WHAT TO PRODUCE: Nothing in the data should change when you return it, but leave the pictures out.

RECORDS TO PROCESS:
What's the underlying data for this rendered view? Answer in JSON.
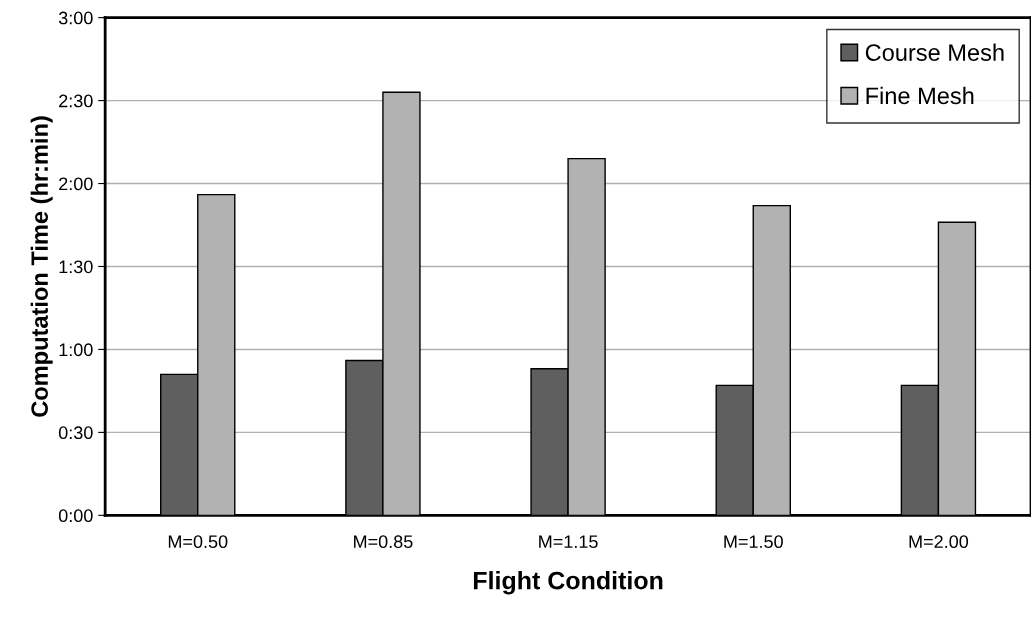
{
  "chart_data": {
    "type": "bar",
    "xlabel": "Flight Condition",
    "ylabel": "Computation Time (hr:min)",
    "categories": [
      "M=0.50",
      "M=0.85",
      "M=1.15",
      "M=1.50",
      "M=2.00"
    ],
    "series": [
      {
        "name": "Course Mesh",
        "color": "#5f5f5f",
        "values": [
          51,
          56,
          53,
          47,
          47
        ]
      },
      {
        "name": "Fine Mesh",
        "color": "#b2b2b2",
        "values": [
          116,
          153,
          129,
          112,
          106
        ]
      }
    ],
    "ylim": [
      0,
      180
    ],
    "yticks": [
      {
        "value": 0,
        "label": "0:00"
      },
      {
        "value": 30,
        "label": "0:30"
      },
      {
        "value": 60,
        "label": "1:00"
      },
      {
        "value": 90,
        "label": "1:30"
      },
      {
        "value": 120,
        "label": "2:00"
      },
      {
        "value": 150,
        "label": "2:30"
      },
      {
        "value": 180,
        "label": "3:00"
      }
    ],
    "grid": "y",
    "legend": "top right"
  }
}
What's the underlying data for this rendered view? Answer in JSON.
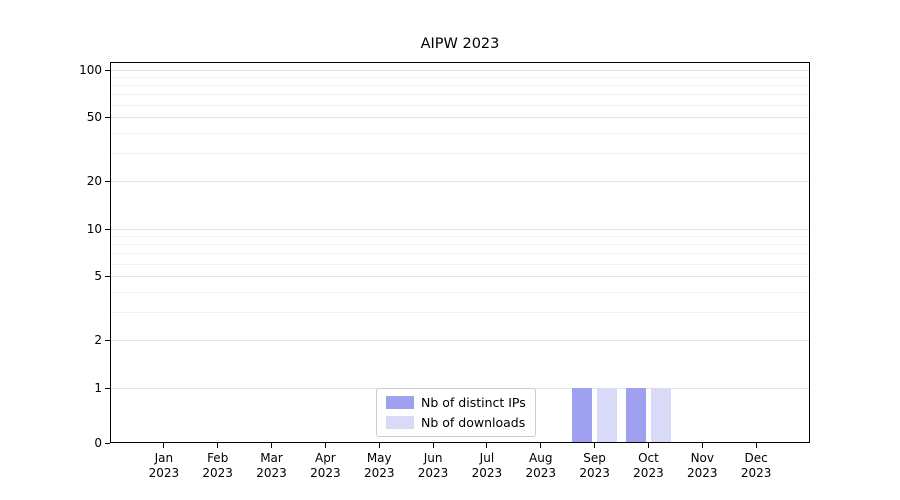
{
  "chart_data": {
    "type": "bar",
    "title": "AIPW 2023",
    "yscale": "symlog",
    "ylim": [
      0,
      112
    ],
    "grid": true,
    "legend_position": "lower-center-inside",
    "ytick_labels": [
      0,
      1,
      2,
      5,
      10,
      20,
      50,
      100
    ],
    "yticks_minor": [
      3,
      4,
      6,
      7,
      8,
      9,
      30,
      40,
      60,
      70,
      80,
      90
    ],
    "categories": [
      {
        "month": "Jan",
        "year": "2023"
      },
      {
        "month": "Feb",
        "year": "2023"
      },
      {
        "month": "Mar",
        "year": "2023"
      },
      {
        "month": "Apr",
        "year": "2023"
      },
      {
        "month": "May",
        "year": "2023"
      },
      {
        "month": "Jun",
        "year": "2023"
      },
      {
        "month": "Jul",
        "year": "2023"
      },
      {
        "month": "Aug",
        "year": "2023"
      },
      {
        "month": "Sep",
        "year": "2023"
      },
      {
        "month": "Oct",
        "year": "2023"
      },
      {
        "month": "Nov",
        "year": "2023"
      },
      {
        "month": "Dec",
        "year": "2023"
      }
    ],
    "series": [
      {
        "name": "Nb of distinct IPs",
        "color": "#a0a0f0",
        "values": [
          0,
          0,
          0,
          0,
          0,
          0,
          0,
          0,
          1,
          1,
          0,
          0
        ]
      },
      {
        "name": "Nb of downloads",
        "color": "#d9d9f8",
        "values": [
          0,
          0,
          0,
          0,
          0,
          0,
          0,
          0,
          1,
          1,
          0,
          0
        ]
      }
    ]
  }
}
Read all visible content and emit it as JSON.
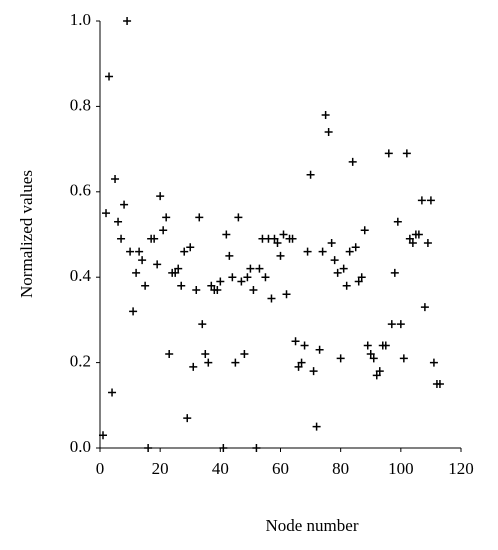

ANSWER TO THE PROBLEM:
What's the underlying data for this rendered view? Answer in JSON.
{
  "chart_data": {
    "type": "bar",
    "xlabel": "Flight Condition",
    "ylabel": "Computation Time (hr:min)",
    "categories": [
      "M=0.50",
      "M=0.85",
      "M=1.15",
      "M=1.50",
      "M=2.00"
    ],
    "series": [
      {
        "name": "Course Mesh",
        "color": "#5f5f5f",
        "values": [
          51,
          56,
          53,
          47,
          47
        ]
      },
      {
        "name": "Fine Mesh",
        "color": "#b2b2b2",
        "values": [
          116,
          153,
          129,
          112,
          106
        ]
      }
    ],
    "ylim": [
      0,
      180
    ],
    "yticks": [
      {
        "value": 0,
        "label": "0:00"
      },
      {
        "value": 30,
        "label": "0:30"
      },
      {
        "value": 60,
        "label": "1:00"
      },
      {
        "value": 90,
        "label": "1:30"
      },
      {
        "value": 120,
        "label": "2:00"
      },
      {
        "value": 150,
        "label": "2:30"
      },
      {
        "value": 180,
        "label": "3:00"
      }
    ],
    "grid": "y",
    "legend": "top right"
  }
}
What's the underlying data for this rendered view? Answer in JSON.
{
  "chart_data": {
    "type": "bar",
    "title": "AIPW 2023",
    "yscale": "symlog",
    "ylim": [
      0,
      112
    ],
    "grid": true,
    "legend_position": "lower-center-inside",
    "ytick_labels": [
      0,
      1,
      2,
      5,
      10,
      20,
      50,
      100
    ],
    "yticks_minor": [
      3,
      4,
      6,
      7,
      8,
      9,
      30,
      40,
      60,
      70,
      80,
      90
    ],
    "categories": [
      {
        "month": "Jan",
        "year": "2023"
      },
      {
        "month": "Feb",
        "year": "2023"
      },
      {
        "month": "Mar",
        "year": "2023"
      },
      {
        "month": "Apr",
        "year": "2023"
      },
      {
        "month": "May",
        "year": "2023"
      },
      {
        "month": "Jun",
        "year": "2023"
      },
      {
        "month": "Jul",
        "year": "2023"
      },
      {
        "month": "Aug",
        "year": "2023"
      },
      {
        "month": "Sep",
        "year": "2023"
      },
      {
        "month": "Oct",
        "year": "2023"
      },
      {
        "month": "Nov",
        "year": "2023"
      },
      {
        "month": "Dec",
        "year": "2023"
      }
    ],
    "series": [
      {
        "name": "Nb of distinct IPs",
        "color": "#a0a0f0",
        "values": [
          0,
          0,
          0,
          0,
          0,
          0,
          0,
          0,
          1,
          1,
          0,
          0
        ]
      },
      {
        "name": "Nb of downloads",
        "color": "#d9d9f8",
        "values": [
          0,
          0,
          0,
          0,
          0,
          0,
          0,
          0,
          1,
          1,
          0,
          0
        ]
      }
    ]
  }
}
Read all visible content and emit it as JSON.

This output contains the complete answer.